Find each line with "Cuota" and copy it.

Items from a dataset
↓
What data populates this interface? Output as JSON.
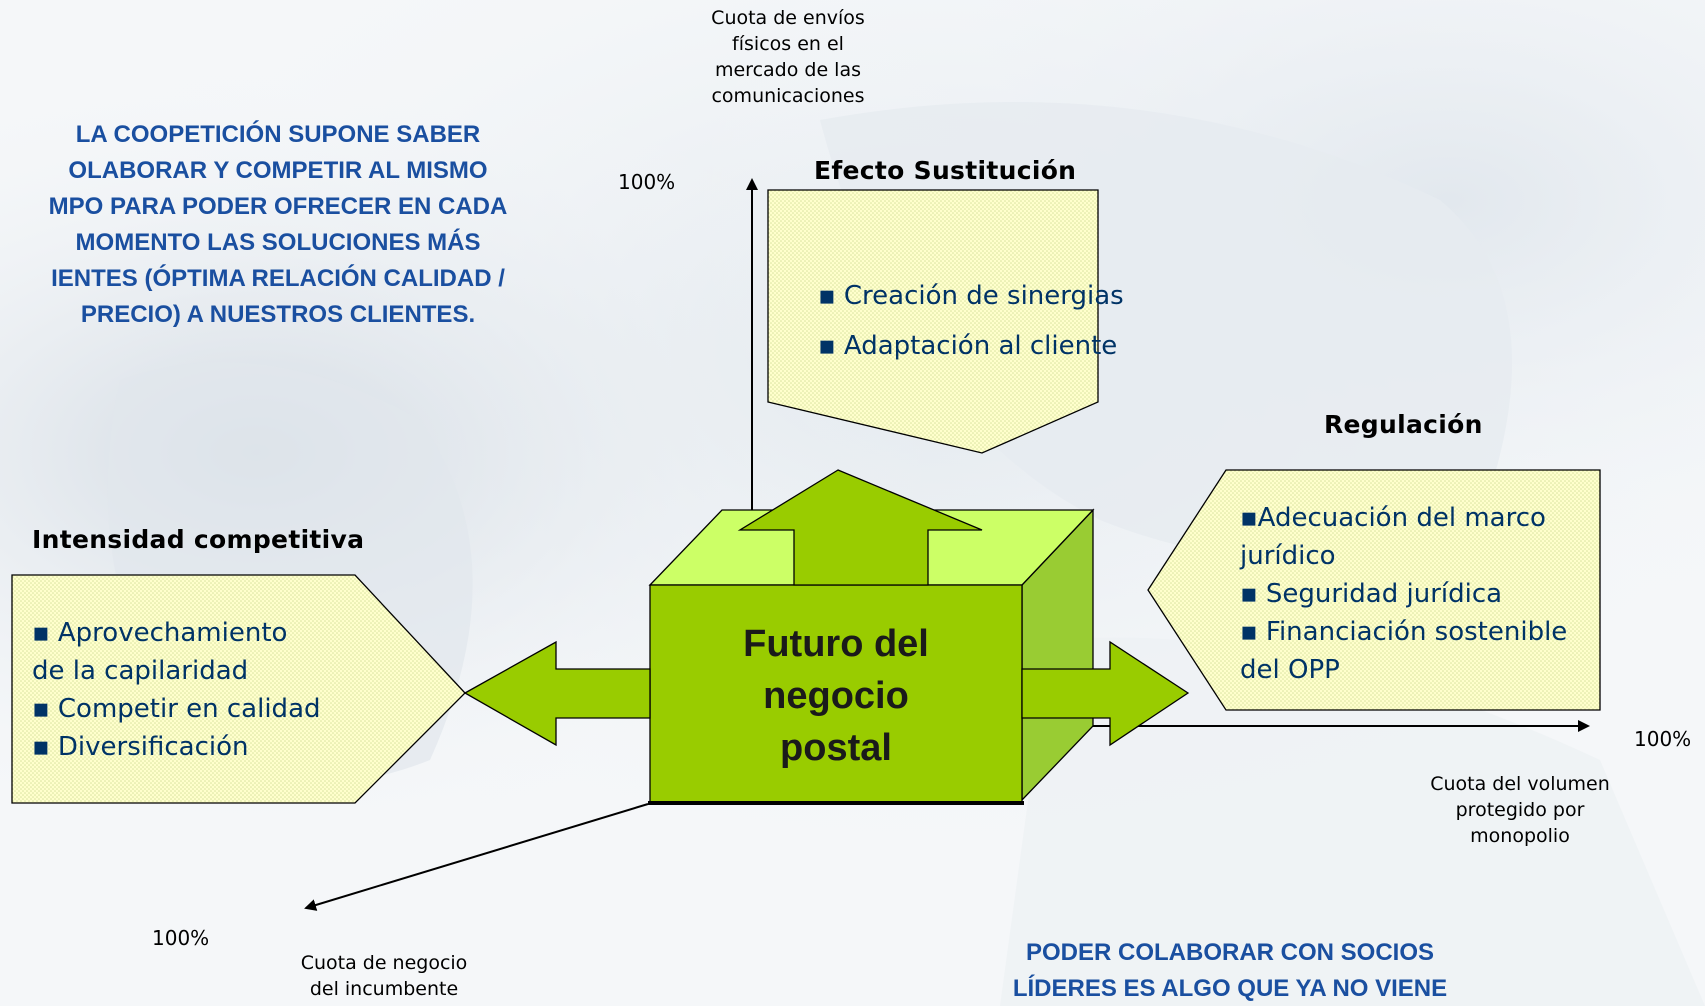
{
  "colors": {
    "box_front": "#99cc00",
    "box_top": "#ccff66",
    "box_side": "#99cc33",
    "arrow_fill": "#99cc00",
    "callout_fill": "#ffffcc",
    "blue_text": "#1a4fa0"
  },
  "intro_text": [
    "LA COOPETICIÓN SUPONE SABER",
    "OLABORAR  Y COMPETIR AL MISMO",
    "MPO PARA PODER OFRECER EN CADA",
    "MOMENTO LAS SOLUCIONES MÁS",
    "IENTES (ÓPTIMA RELACIÓN CALIDAD /",
    "PRECIO) A NUESTROS CLIENTES."
  ],
  "bottom_text": [
    "PODER COLABORAR CON SOCIOS",
    "LÍDERES ES ALGO QUE YA NO VIENE"
  ],
  "center_title": [
    "Futuro del",
    "negocio",
    "postal"
  ],
  "axes": {
    "vertical": {
      "label": [
        "Cuota de envíos",
        "físicos en el",
        "mercado de las",
        "comunicaciones"
      ],
      "max": "100%"
    },
    "horizontal": {
      "label": [
        "Cuota del volumen",
        "protegido por",
        "monopolio"
      ],
      "max": "100%"
    },
    "diagonal": {
      "label": [
        "Cuota de negocio",
        "del incumbente"
      ],
      "max": "100%"
    }
  },
  "sections": {
    "top": {
      "heading": "Efecto Sustitución",
      "items": [
        "▪ Creación de sinergias",
        "▪ Adaptación al cliente"
      ]
    },
    "right": {
      "heading": "Regulación",
      "items": [
        "▪Adecuación del marco",
        "jurídico",
        "▪ Seguridad jurídica",
        "▪ Financiación sostenible",
        "del OPP"
      ]
    },
    "left": {
      "heading": "Intensidad competitiva",
      "items": [
        "▪ Aprovechamiento",
        "de la capilaridad",
        "▪ Competir en calidad",
        "▪ Diversificación"
      ]
    }
  }
}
↑
§ **WRITTEN SOLUTION**:
        "Cuota de envíos",
        "Cuota del volumen",
        "Cuota de negocio",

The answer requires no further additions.